What is asked: Rewrite the stretch of rows from the start through the line containing "table-row: Veracruz 13,840", replacing "amount" with "value" and leaving everything else unchanged.

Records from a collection
__________________________________________________

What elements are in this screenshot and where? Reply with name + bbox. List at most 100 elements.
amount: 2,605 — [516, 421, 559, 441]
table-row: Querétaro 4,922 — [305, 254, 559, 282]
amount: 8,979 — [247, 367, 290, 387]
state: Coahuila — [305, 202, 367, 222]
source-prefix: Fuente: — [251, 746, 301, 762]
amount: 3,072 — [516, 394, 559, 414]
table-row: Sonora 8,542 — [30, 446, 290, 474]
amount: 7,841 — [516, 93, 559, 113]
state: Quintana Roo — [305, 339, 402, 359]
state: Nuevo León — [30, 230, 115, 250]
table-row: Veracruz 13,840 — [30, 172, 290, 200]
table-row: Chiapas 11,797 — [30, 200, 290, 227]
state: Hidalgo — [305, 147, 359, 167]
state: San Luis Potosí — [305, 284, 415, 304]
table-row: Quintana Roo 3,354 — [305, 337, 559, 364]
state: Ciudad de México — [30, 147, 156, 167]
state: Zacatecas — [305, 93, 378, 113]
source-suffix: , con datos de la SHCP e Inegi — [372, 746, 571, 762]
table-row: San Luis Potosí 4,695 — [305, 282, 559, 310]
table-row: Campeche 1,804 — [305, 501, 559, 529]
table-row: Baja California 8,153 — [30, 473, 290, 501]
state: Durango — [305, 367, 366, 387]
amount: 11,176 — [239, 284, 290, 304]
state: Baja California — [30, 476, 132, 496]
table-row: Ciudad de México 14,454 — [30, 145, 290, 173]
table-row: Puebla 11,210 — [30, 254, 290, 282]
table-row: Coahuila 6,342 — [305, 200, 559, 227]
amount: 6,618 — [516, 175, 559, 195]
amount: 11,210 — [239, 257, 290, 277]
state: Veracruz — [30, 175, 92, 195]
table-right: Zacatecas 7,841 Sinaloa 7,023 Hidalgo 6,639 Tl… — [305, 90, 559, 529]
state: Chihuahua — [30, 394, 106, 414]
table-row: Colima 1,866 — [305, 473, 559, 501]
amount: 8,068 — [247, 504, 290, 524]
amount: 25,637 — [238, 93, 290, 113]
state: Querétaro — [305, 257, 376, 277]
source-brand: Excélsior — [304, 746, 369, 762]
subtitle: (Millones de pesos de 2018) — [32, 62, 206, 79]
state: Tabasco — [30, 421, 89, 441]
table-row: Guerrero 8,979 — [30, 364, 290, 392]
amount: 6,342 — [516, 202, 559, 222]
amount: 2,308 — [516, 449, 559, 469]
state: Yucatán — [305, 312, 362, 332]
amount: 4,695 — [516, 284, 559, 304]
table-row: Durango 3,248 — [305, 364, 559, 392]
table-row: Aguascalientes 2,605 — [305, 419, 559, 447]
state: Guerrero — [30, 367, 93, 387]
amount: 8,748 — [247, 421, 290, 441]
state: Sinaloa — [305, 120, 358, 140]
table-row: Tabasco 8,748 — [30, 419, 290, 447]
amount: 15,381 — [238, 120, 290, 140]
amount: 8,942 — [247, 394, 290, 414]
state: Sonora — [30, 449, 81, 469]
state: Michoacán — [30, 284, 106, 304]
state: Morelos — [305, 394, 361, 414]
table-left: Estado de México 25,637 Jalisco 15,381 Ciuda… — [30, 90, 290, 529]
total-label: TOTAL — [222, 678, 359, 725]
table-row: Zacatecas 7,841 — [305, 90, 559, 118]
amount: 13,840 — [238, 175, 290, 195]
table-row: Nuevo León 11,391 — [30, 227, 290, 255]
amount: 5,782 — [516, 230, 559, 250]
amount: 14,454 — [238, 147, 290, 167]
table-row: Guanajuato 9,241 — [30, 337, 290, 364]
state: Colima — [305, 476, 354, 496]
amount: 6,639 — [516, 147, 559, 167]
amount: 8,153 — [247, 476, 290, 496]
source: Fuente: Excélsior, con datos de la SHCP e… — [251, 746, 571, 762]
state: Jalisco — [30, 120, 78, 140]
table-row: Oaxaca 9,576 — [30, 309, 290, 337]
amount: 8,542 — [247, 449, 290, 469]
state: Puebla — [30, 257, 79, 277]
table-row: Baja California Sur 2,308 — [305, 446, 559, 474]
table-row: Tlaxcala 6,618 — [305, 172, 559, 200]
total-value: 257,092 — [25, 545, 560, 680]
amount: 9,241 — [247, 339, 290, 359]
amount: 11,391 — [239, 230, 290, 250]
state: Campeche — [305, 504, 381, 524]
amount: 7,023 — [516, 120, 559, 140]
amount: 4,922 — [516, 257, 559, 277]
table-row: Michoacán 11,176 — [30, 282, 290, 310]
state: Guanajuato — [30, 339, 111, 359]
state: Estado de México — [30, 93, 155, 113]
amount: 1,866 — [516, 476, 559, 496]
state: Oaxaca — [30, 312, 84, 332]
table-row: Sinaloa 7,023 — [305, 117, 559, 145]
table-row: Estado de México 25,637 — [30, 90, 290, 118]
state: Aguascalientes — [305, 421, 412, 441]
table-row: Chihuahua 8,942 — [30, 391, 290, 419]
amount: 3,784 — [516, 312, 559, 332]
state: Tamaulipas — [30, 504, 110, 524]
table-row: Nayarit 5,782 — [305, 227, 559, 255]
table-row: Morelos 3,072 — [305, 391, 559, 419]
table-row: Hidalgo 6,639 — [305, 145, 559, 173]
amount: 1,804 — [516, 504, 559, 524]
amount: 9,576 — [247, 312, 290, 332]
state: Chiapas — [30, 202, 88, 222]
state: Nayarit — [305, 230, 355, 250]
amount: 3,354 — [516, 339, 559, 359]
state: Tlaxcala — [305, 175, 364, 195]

__________________________________________________

Answer to this problem:
What elements are in this screenshot and where? Reply with name + bbox. List at most 100 elements.
value: 2,605 — [516, 421, 559, 441]
table-row: Querétaro 4,922 — [305, 254, 559, 282]
value: 8,979 — [247, 367, 290, 387]
state: Coahuila — [305, 202, 367, 222]
source-prefix: Fuente: — [251, 746, 301, 762]
value: 3,072 — [516, 394, 559, 414]
table-row: Sonora 8,542 — [30, 446, 290, 474]
value: 7,841 — [516, 93, 559, 113]
state: Quintana Roo — [305, 339, 402, 359]
state: Nuevo León — [30, 230, 115, 250]
table-row: Veracruz 13,840 — [30, 172, 290, 200]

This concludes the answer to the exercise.